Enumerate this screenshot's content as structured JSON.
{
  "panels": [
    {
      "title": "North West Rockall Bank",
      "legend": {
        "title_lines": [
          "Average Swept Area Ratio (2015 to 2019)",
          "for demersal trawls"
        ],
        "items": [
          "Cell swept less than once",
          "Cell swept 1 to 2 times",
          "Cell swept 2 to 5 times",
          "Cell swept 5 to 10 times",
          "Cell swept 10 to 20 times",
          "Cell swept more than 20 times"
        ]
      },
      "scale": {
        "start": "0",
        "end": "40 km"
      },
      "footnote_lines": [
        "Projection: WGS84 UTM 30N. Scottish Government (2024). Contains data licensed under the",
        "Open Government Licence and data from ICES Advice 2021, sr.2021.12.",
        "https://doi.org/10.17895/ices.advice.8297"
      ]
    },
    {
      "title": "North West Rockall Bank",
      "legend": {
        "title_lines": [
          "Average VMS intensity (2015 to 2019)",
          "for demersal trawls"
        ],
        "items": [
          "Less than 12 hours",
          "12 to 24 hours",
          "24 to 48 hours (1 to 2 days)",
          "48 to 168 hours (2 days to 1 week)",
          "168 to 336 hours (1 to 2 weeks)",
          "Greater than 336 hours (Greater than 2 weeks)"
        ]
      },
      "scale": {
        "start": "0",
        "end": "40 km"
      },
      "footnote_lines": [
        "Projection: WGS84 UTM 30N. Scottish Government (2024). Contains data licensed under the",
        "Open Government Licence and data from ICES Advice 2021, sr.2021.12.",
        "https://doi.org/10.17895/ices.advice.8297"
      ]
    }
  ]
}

========================

* Requirement
Using the listing above, show every line that includes the string "than".

* Exercise result
          "Cell swept less than once",
          "Cell swept more than 20 times"
          "Less than 12 hours",
          "Greater than 336 hours (Greater than 2 weeks)"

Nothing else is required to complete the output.